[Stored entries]
** start **

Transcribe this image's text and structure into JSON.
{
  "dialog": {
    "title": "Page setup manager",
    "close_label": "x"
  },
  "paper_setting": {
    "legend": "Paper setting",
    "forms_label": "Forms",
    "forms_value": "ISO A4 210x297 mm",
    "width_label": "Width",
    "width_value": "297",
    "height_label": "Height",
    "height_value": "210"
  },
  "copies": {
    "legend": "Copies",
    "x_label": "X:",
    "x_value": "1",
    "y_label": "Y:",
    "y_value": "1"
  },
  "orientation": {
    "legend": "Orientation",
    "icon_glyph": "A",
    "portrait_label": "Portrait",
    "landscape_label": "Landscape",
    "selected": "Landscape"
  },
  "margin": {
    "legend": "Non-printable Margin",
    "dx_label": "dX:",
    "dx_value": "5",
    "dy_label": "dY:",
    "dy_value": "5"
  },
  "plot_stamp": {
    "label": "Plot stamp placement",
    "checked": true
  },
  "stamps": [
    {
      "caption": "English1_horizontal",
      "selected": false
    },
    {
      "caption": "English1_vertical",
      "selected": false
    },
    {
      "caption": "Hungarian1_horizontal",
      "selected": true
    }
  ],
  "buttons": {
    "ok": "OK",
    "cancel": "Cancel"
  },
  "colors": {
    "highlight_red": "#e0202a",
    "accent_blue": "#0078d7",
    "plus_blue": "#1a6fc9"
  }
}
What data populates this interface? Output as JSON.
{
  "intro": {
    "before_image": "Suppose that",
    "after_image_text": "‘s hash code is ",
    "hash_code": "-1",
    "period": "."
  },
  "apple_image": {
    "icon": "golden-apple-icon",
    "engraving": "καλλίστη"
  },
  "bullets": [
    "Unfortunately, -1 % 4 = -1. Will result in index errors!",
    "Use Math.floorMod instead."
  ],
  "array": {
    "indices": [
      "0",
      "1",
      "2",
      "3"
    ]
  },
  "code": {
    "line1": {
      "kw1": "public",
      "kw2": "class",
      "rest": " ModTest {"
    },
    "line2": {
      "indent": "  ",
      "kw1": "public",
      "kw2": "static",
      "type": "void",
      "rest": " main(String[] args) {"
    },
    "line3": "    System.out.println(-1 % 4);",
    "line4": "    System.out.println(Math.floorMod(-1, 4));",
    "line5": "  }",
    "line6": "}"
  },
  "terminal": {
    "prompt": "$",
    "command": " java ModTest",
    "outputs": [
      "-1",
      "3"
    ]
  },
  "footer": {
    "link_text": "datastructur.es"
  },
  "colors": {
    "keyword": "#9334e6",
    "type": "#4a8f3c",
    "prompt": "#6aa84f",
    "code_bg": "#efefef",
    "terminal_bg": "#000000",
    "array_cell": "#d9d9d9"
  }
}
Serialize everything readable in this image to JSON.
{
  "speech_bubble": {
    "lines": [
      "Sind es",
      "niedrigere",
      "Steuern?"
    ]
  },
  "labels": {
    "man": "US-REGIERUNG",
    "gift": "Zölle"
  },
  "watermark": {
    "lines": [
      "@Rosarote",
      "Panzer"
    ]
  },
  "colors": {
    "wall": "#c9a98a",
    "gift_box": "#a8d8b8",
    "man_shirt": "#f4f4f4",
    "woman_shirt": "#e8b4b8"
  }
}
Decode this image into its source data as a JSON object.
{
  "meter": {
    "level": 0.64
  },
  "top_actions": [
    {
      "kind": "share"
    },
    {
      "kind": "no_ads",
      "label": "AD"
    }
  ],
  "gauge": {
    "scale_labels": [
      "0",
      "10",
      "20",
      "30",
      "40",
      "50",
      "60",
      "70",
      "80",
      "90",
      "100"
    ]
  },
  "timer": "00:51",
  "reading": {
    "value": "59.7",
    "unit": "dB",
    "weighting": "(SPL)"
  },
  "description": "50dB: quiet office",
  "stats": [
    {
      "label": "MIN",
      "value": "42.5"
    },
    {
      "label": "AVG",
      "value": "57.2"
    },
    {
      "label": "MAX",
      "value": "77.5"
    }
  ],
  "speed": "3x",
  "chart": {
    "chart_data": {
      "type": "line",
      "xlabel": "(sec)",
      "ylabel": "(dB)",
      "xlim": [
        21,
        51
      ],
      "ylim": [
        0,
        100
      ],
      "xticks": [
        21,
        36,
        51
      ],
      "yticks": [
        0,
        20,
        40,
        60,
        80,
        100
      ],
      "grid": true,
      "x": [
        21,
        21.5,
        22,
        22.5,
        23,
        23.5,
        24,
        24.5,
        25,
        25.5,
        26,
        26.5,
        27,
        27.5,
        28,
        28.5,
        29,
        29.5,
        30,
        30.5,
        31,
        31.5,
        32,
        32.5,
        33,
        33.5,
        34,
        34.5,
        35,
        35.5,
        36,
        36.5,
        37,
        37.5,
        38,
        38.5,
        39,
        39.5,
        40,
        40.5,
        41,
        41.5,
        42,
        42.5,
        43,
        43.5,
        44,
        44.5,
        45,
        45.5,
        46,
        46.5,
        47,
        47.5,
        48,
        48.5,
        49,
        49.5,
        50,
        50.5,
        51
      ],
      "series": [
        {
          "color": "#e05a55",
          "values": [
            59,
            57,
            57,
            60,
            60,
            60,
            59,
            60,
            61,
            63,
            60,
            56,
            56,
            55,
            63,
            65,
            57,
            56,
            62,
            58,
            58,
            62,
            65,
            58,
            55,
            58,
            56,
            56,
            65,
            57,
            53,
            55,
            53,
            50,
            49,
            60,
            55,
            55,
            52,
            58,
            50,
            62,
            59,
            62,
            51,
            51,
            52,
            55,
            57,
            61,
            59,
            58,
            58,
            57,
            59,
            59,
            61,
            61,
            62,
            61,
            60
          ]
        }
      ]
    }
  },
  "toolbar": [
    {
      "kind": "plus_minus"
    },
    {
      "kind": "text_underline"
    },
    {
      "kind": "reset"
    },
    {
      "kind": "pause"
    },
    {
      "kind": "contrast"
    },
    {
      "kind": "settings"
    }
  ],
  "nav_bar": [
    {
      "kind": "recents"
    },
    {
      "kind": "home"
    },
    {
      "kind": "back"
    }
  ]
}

** end **

The records above are to be copied in full, exactly as written.

#### Output
Transcribe this image's text and structure into JSON.
{
  "dialog": {
    "title": "Page setup manager",
    "close_label": "x"
  },
  "paper_setting": {
    "legend": "Paper setting",
    "forms_label": "Forms",
    "forms_value": "ISO A4 210x297 mm",
    "width_label": "Width",
    "width_value": "297",
    "height_label": "Height",
    "height_value": "210"
  },
  "copies": {
    "legend": "Copies",
    "x_label": "X:",
    "x_value": "1",
    "y_label": "Y:",
    "y_value": "1"
  },
  "orientation": {
    "legend": "Orientation",
    "icon_glyph": "A",
    "portrait_label": "Portrait",
    "landscape_label": "Landscape",
    "selected": "Landscape"
  },
  "margin": {
    "legend": "Non-printable Margin",
    "dx_label": "dX:",
    "dx_value": "5",
    "dy_label": "dY:",
    "dy_value": "5"
  },
  "plot_stamp": {
    "label": "Plot stamp placement",
    "checked": true
  },
  "stamps": [
    {
      "caption": "English1_horizontal",
      "selected": false
    },
    {
      "caption": "English1_vertical",
      "selected": false
    },
    {
      "caption": "Hungarian1_horizontal",
      "selected": true
    }
  ],
  "buttons": {
    "ok": "OK",
    "cancel": "Cancel"
  },
  "colors": {
    "highlight_red": "#e0202a",
    "accent_blue": "#0078d7",
    "plus_blue": "#1a6fc9"
  }
}
What data populates this interface? Output as JSON.
{
  "intro": {
    "before_image": "Suppose that",
    "after_image_text": "‘s hash code is ",
    "hash_code": "-1",
    "period": "."
  },
  "apple_image": {
    "icon": "golden-apple-icon",
    "engraving": "καλλίστη"
  },
  "bullets": [
    "Unfortunately, -1 % 4 = -1. Will result in index errors!",
    "Use Math.floorMod instead."
  ],
  "array": {
    "indices": [
      "0",
      "1",
      "2",
      "3"
    ]
  },
  "code": {
    "line1": {
      "kw1": "public",
      "kw2": "class",
      "rest": " ModTest {"
    },
    "line2": {
      "indent": "  ",
      "kw1": "public",
      "kw2": "static",
      "type": "void",
      "rest": " main(String[] args) {"
    },
    "line3": "    System.out.println(-1 % 4);",
    "line4": "    System.out.println(Math.floorMod(-1, 4));",
    "line5": "  }",
    "line6": "}"
  },
  "terminal": {
    "prompt": "$",
    "command": " java ModTest",
    "outputs": [
      "-1",
      "3"
    ]
  },
  "footer": {
    "link_text": "datastructur.es"
  },
  "colors": {
    "keyword": "#9334e6",
    "type": "#4a8f3c",
    "prompt": "#6aa84f",
    "code_bg": "#efefef",
    "terminal_bg": "#000000",
    "array_cell": "#d9d9d9"
  }
}
Serialize everything readable in this image to JSON.
{
  "speech_bubble": {
    "lines": [
      "Sind es",
      "niedrigere",
      "Steuern?"
    ]
  },
  "labels": {
    "man": "US-REGIERUNG",
    "gift": "Zölle"
  },
  "watermark": {
    "lines": [
      "@Rosarote",
      "Panzer"
    ]
  },
  "colors": {
    "wall": "#c9a98a",
    "gift_box": "#a8d8b8",
    "man_shirt": "#f4f4f4",
    "woman_shirt": "#e8b4b8"
  }
}
Decode this image into its source data as a JSON object.
{
  "meter": {
    "level": 0.64
  },
  "top_actions": [
    {
      "kind": "share"
    },
    {
      "kind": "no_ads",
      "label": "AD"
    }
  ],
  "gauge": {
    "scale_labels": [
      "0",
      "10",
      "20",
      "30",
      "40",
      "50",
      "60",
      "70",
      "80",
      "90",
      "100"
    ]
  },
  "timer": "00:51",
  "reading": {
    "value": "59.7",
    "unit": "dB",
    "weighting": "(SPL)"
  },
  "description": "50dB: quiet office",
  "stats": [
    {
      "label": "MIN",
      "value": "42.5"
    },
    {
      "label": "AVG",
      "value": "57.2"
    },
    {
      "label": "MAX",
      "value": "77.5"
    }
  ],
  "speed": "3x",
  "chart": {
    "chart_data": {
      "type": "line",
      "xlabel": "(sec)",
      "ylabel": "(dB)",
      "xlim": [
        21,
        51
      ],
      "ylim": [
        0,
        100
      ],
      "xticks": [
        21,
        36,
        51
      ],
      "yticks": [
        0,
        20,
        40,
        60,
        80,
        100
      ],
      "grid": true,
      "x": [
        21,
        21.5,
        22,
        22.5,
        23,
        23.5,
        24,
        24.5,
        25,
        25.5,
        26,
        26.5,
        27,
        27.5,
        28,
        28.5,
        29,
        29.5,
        30,
        30.5,
        31,
        31.5,
        32,
        32.5,
        33,
        33.5,
        34,
        34.5,
        35,
        35.5,
        36,
        36.5,
        37,
        37.5,
        38,
        38.5,
        39,
        39.5,
        40,
        40.5,
        41,
        41.5,
        42,
        42.5,
        43,
        43.5,
        44,
        44.5,
        45,
        45.5,
        46,
        46.5,
        47,
        47.5,
        48,
        48.5,
        49,
        49.5,
        50,
        50.5,
        51
      ],
      "series": [
        {
          "color": "#e05a55",
          "values": [
            59,
            57,
            57,
            60,
            60,
            60,
            59,
            60,
            61,
            63,
            60,
            56,
            56,
            55,
            63,
            65,
            57,
            56,
            62,
            58,
            58,
            62,
            65,
            58,
            55,
            58,
            56,
            56,
            65,
            57,
            53,
            55,
            53,
            50,
            49,
            60,
            55,
            55,
            52,
            58,
            50,
            62,
            59,
            62,
            51,
            51,
            52,
            55,
            57,
            61,
            59,
            58,
            58,
            57,
            59,
            59,
            61,
            61,
            62,
            61,
            60
          ]
        }
      ]
    }
  },
  "toolbar": [
    {
      "kind": "plus_minus"
    },
    {
      "kind": "text_underline"
    },
    {
      "kind": "reset"
    },
    {
      "kind": "pause"
    },
    {
      "kind": "contrast"
    },
    {
      "kind": "settings"
    }
  ],
  "nav_bar": [
    {
      "kind": "recents"
    },
    {
      "kind": "home"
    },
    {
      "kind": "back"
    }
  ]
}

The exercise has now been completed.